MATERIAL PROVIDED
^^^^^^^^^^^^^^^^

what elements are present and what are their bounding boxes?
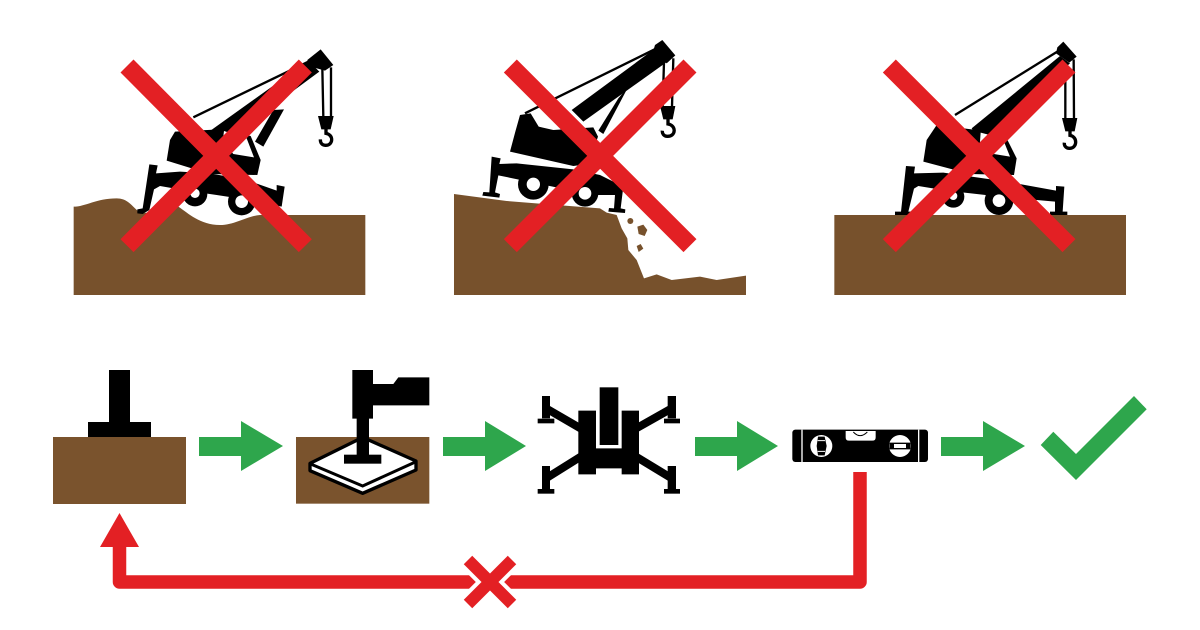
- ground: collapsing slope: [454, 194, 746, 295]
- ground: uneven soil: [74, 198, 365, 295]
- arrow: step 1 to 2: [199, 421, 283, 471]
- crane: on flat ground: [895, 42, 1077, 215]
- step 3: outriggers fully extended: [538, 387, 680, 494]
- red x on return line: [468, 560, 512, 604]
- arrow: step 4 to check: [941, 421, 1025, 471]
- icon: green check mark: [1041, 396, 1147, 480]
- red cross: [889, 66, 1069, 246]
- ground: flat soil: [834, 215, 1126, 295]
- step 2: cribbing under outrigger: [296, 370, 429, 504]
- step 4: spirit level: [792, 430, 928, 462]
- step 1: outrigger pad on ground: [53, 370, 186, 504]
- panel: crane on flat ground with short outriggers: [834, 42, 1126, 295]
- crane: sliding over edge: [482, 40, 675, 213]
- red return arrow: not level, go back: [100, 472, 860, 582]
- arrow: step 3 to 4: [695, 421, 778, 471]
- debris: falling soil: [627, 218, 647, 252]
- crane: tilted on uneven ground: [137, 49, 334, 215]
- red cross: [127, 66, 305, 246]
- red cross: [510, 66, 690, 246]
- panel: crane on uneven ground: [74, 49, 365, 295]
- arrow: step 2 to 3: [443, 421, 526, 471]
- panel: crane on collapsing edge: [454, 40, 746, 295]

^^^^^^^^^^^^^^^^

AIM OF THE TASK
Rename every "red cross" in the records above to "warning cross", keeping all other lines the same and leaving out the pictures.

SOLUTION FOR THIS TASK
what elements are present and what are their bounding boxes?
- ground: collapsing slope: [454, 194, 746, 295]
- ground: uneven soil: [74, 198, 365, 295]
- arrow: step 1 to 2: [199, 421, 283, 471]
- crane: on flat ground: [895, 42, 1077, 215]
- step 3: outriggers fully extended: [538, 387, 680, 494]
- red x on return line: [468, 560, 512, 604]
- arrow: step 4 to check: [941, 421, 1025, 471]
- icon: green check mark: [1041, 396, 1147, 480]
- warning cross: [889, 66, 1069, 246]
- ground: flat soil: [834, 215, 1126, 295]
- step 2: cribbing under outrigger: [296, 370, 429, 504]
- step 4: spirit level: [792, 430, 928, 462]
- step 1: outrigger pad on ground: [53, 370, 186, 504]
- panel: crane on flat ground with short outriggers: [834, 42, 1126, 295]
- crane: sliding over edge: [482, 40, 675, 213]
- red return arrow: not level, go back: [100, 472, 860, 582]
- arrow: step 3 to 4: [695, 421, 778, 471]
- debris: falling soil: [627, 218, 647, 252]
- crane: tilted on uneven ground: [137, 49, 334, 215]
- warning cross: [127, 66, 305, 246]
- warning cross: [510, 66, 690, 246]
- panel: crane on uneven ground: [74, 49, 365, 295]
- arrow: step 2 to 3: [443, 421, 526, 471]
- panel: crane on collapsing edge: [454, 40, 746, 295]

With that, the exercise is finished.